AIM:
Every record should be written out exactly, please.

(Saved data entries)

^^^^

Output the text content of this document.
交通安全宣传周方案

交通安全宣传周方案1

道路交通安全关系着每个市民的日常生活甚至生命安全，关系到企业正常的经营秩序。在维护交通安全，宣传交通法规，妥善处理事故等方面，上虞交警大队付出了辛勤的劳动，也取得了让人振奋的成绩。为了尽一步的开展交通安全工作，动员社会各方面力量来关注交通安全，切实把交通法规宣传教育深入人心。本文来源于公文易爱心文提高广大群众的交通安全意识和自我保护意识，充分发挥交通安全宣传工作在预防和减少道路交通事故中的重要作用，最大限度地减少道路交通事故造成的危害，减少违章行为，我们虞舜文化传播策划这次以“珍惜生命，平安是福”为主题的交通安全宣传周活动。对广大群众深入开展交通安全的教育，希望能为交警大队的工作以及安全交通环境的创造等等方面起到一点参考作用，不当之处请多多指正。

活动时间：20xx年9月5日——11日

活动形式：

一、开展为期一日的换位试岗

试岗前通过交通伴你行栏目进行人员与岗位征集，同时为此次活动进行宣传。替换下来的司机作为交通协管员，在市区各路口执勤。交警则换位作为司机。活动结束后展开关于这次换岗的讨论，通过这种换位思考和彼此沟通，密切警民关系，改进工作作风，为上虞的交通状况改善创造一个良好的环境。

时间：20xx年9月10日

^^^^

RESULT FOR THIS EXERCISE:
Output the text content of this document.
交通安全宣传周方案

交通安全宣传周方案1

道路交通安全关系着每个市民的日常生活甚至生命安全，关系到企业正常的经营秩序。在维护交通安全，宣传交通法规，妥善处理事故等方面，上虞交警大队付出了辛勤的劳动，也取得了让人振奋的成绩。为了尽一步的开展交通安全工作，动员社会各方面力量来关注交通安全，切实把交通法规宣传教育深入人心。本文来源于公文易爱心文提高广大群众的交通安全意识和自我保护意识，充分发挥交通安全宣传工作在预防和减少道路交通事故中的重要作用，最大限度地减少道路交通事故造成的危害，减少违章行为，我们虞舜文化传播策划这次以“珍惜生命，平安是福”为主题的交通安全宣传周活动。对广大群众深入开展交通安全的教育，希望能为交警大队的工作以及安全交通环境的创造等等方面起到一点参考作用，不当之处请多多指正。

活动时间：20xx年9月5日——11日

活动形式：

一、开展为期一日的换位试岗

试岗前通过交通伴你行栏目进行人员与岗位征集，同时为此次活动进行宣传。替换下来的司机作为交通协管员，在市区各路口执勤。交警则换位作为司机。活动结束后展开关于这次换岗的讨论，通过这种换位思考和彼此沟通，密切警民关系，改进工作作风，为上虞的交通状况改善创造一个良好的环境。

时间：20xx年9月10日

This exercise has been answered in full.